▸ Request
Rewrite the material below, replacing "screenshot" with "image" everywhere it occurs and leaving everything else unchanged.
* START *
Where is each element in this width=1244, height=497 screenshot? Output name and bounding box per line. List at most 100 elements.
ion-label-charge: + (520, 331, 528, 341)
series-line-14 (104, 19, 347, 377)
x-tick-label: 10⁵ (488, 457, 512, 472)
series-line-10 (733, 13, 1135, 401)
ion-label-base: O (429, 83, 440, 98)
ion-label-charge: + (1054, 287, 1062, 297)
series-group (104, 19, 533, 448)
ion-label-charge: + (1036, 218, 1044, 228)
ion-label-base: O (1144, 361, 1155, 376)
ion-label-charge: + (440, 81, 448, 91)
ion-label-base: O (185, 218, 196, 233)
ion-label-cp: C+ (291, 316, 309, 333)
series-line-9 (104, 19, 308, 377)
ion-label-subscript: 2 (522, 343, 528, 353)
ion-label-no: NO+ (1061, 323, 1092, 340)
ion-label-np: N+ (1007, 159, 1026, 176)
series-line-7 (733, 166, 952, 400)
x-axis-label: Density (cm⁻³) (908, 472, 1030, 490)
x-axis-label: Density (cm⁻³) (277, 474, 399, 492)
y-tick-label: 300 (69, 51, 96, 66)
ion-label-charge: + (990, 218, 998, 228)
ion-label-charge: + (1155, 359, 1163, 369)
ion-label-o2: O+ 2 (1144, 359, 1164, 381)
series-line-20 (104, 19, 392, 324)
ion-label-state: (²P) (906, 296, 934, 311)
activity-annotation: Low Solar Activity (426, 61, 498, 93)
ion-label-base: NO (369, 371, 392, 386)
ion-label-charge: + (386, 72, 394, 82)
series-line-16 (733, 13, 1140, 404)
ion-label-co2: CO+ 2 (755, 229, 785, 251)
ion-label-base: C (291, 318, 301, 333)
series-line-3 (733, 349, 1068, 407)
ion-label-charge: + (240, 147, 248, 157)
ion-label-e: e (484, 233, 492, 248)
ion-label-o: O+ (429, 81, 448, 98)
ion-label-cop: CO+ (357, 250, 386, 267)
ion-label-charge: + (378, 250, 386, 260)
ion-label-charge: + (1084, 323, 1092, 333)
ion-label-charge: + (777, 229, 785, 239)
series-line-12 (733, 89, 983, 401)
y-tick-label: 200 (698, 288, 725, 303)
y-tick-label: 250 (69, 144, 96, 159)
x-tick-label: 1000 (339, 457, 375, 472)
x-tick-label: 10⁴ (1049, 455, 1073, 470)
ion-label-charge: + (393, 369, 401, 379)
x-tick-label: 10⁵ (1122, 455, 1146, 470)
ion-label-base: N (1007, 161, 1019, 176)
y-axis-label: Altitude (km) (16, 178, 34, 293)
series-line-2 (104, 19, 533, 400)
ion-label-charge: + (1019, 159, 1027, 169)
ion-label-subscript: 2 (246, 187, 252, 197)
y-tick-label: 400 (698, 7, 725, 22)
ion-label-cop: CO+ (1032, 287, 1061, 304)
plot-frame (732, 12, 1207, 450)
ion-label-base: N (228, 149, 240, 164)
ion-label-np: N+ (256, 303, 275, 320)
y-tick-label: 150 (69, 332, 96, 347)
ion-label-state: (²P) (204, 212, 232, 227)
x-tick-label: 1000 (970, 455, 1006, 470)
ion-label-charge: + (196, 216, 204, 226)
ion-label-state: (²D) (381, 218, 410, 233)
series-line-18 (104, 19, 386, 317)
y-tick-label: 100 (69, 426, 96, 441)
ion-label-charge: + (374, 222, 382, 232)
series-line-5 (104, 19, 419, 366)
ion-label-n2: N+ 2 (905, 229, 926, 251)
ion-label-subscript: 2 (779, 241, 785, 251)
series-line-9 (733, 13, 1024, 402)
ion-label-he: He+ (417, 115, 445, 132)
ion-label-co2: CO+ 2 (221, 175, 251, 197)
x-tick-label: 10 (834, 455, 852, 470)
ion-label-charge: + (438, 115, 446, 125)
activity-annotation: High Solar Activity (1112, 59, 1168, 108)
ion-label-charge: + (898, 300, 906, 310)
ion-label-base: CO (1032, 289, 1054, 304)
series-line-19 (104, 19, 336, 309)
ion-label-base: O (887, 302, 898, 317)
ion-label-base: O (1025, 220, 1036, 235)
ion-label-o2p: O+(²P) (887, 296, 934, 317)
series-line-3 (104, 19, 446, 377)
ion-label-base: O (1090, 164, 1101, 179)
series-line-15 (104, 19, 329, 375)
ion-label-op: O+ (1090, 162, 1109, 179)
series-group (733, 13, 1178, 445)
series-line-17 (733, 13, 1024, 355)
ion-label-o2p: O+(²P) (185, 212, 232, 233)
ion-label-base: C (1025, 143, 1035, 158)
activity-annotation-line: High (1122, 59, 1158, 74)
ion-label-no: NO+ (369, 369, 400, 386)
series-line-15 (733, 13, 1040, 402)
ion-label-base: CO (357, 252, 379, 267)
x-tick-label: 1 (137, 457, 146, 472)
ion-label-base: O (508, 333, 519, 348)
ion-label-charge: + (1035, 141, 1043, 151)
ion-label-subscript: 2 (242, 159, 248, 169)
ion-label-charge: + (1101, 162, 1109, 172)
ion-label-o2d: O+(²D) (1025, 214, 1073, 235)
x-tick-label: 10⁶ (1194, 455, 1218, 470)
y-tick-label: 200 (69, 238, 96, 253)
* END *
▸ Expected answer
Where is each element in this width=1244, height=497 image? Output name and bounding box per line. List at most 100 elements.
ion-label-charge: + (520, 331, 528, 341)
series-line-14 (104, 19, 347, 377)
x-tick-label: 10⁵ (488, 457, 512, 472)
series-line-10 (733, 13, 1135, 401)
ion-label-base: O (429, 83, 440, 98)
ion-label-charge: + (1054, 287, 1062, 297)
series-group (104, 19, 533, 448)
ion-label-charge: + (1036, 218, 1044, 228)
ion-label-base: O (1144, 361, 1155, 376)
ion-label-charge: + (440, 81, 448, 91)
ion-label-base: O (185, 218, 196, 233)
ion-label-cp: C+ (291, 316, 309, 333)
series-line-9 (104, 19, 308, 377)
ion-label-subscript: 2 (522, 343, 528, 353)
ion-label-no: NO+ (1061, 323, 1092, 340)
ion-label-np: N+ (1007, 159, 1026, 176)
series-line-7 (733, 166, 952, 400)
x-axis-label: Density (cm⁻³) (908, 472, 1030, 490)
x-axis-label: Density (cm⁻³) (277, 474, 399, 492)
y-tick-label: 300 (69, 51, 96, 66)
ion-label-charge: + (990, 218, 998, 228)
ion-label-charge: + (1155, 359, 1163, 369)
ion-label-o2: O+ 2 (1144, 359, 1164, 381)
series-line-20 (104, 19, 392, 324)
ion-label-state: (²P) (906, 296, 934, 311)
activity-annotation: Low Solar Activity (426, 61, 498, 93)
ion-label-base: NO (369, 371, 392, 386)
ion-label-charge: + (386, 72, 394, 82)
series-line-16 (733, 13, 1140, 404)
ion-label-co2: CO+ 2 (755, 229, 785, 251)
ion-label-base: C (291, 318, 301, 333)
series-line-3 (733, 349, 1068, 407)
ion-label-charge: + (240, 147, 248, 157)
ion-label-e: e (484, 233, 492, 248)
ion-label-o: O+ (429, 81, 448, 98)
ion-label-cop: CO+ (357, 250, 386, 267)
ion-label-charge: + (378, 250, 386, 260)
ion-label-charge: + (1084, 323, 1092, 333)
ion-label-charge: + (777, 229, 785, 239)
series-line-12 (733, 89, 983, 401)
y-tick-label: 200 (698, 288, 725, 303)
y-tick-label: 250 (69, 144, 96, 159)
x-tick-label: 1000 (339, 457, 375, 472)
x-tick-label: 10⁴ (1049, 455, 1073, 470)
ion-label-charge: + (393, 369, 401, 379)
x-tick-label: 10⁵ (1122, 455, 1146, 470)
ion-label-base: N (1007, 161, 1019, 176)
y-axis-label: Altitude (km) (16, 178, 34, 293)
series-line-2 (104, 19, 533, 400)
ion-label-charge: + (1019, 159, 1027, 169)
ion-label-subscript: 2 (246, 187, 252, 197)
y-tick-label: 400 (698, 7, 725, 22)
ion-label-cop: CO+ (1032, 287, 1061, 304)
plot-frame (732, 12, 1207, 450)
ion-label-base: N (228, 149, 240, 164)
ion-label-np: N+ (256, 303, 275, 320)
y-tick-label: 150 (69, 332, 96, 347)
ion-label-state: (²P) (204, 212, 232, 227)
x-tick-label: 1000 (970, 455, 1006, 470)
ion-label-charge: + (196, 216, 204, 226)
ion-label-state: (²D) (381, 218, 410, 233)
series-line-18 (104, 19, 386, 317)
y-tick-label: 100 (69, 426, 96, 441)
ion-label-charge: + (374, 222, 382, 232)
series-line-5 (104, 19, 419, 366)
ion-label-n2: N+ 2 (905, 229, 926, 251)
ion-label-subscript: 2 (779, 241, 785, 251)
series-line-9 (733, 13, 1024, 402)
ion-label-he: He+ (417, 115, 445, 132)
ion-label-co2: CO+ 2 (221, 175, 251, 197)
x-tick-label: 10 (834, 455, 852, 470)
ion-label-charge: + (438, 115, 446, 125)
activity-annotation: High Solar Activity (1112, 59, 1168, 108)
ion-label-charge: + (898, 300, 906, 310)
ion-label-base: CO (1032, 289, 1054, 304)
series-line-19 (104, 19, 336, 309)
ion-label-base: O (887, 302, 898, 317)
ion-label-base: O (1025, 220, 1036, 235)
ion-label-o2p: O+(²P) (887, 296, 934, 317)
series-line-3 (104, 19, 446, 377)
ion-label-base: O (1090, 164, 1101, 179)
series-line-15 (104, 19, 329, 375)
ion-label-op: O+ (1090, 162, 1109, 179)
series-group (733, 13, 1178, 445)
series-line-17 (733, 13, 1024, 355)
ion-label-o2p: O+(²P) (185, 212, 232, 233)
ion-label-base: C (1025, 143, 1035, 158)
activity-annotation-line: High (1122, 59, 1158, 74)
ion-label-no: NO+ (369, 369, 400, 386)
series-line-15 (733, 13, 1040, 402)
ion-label-base: CO (357, 252, 379, 267)
x-tick-label: 1 (137, 457, 146, 472)
ion-label-base: O (508, 333, 519, 348)
ion-label-charge: + (1035, 141, 1043, 151)
ion-label-subscript: 2 (242, 159, 248, 169)
ion-label-charge: + (1101, 162, 1109, 172)
ion-label-o2d: O+(²D) (1025, 214, 1073, 235)
x-tick-label: 10⁶ (1194, 455, 1218, 470)
y-tick-label: 200 (69, 238, 96, 253)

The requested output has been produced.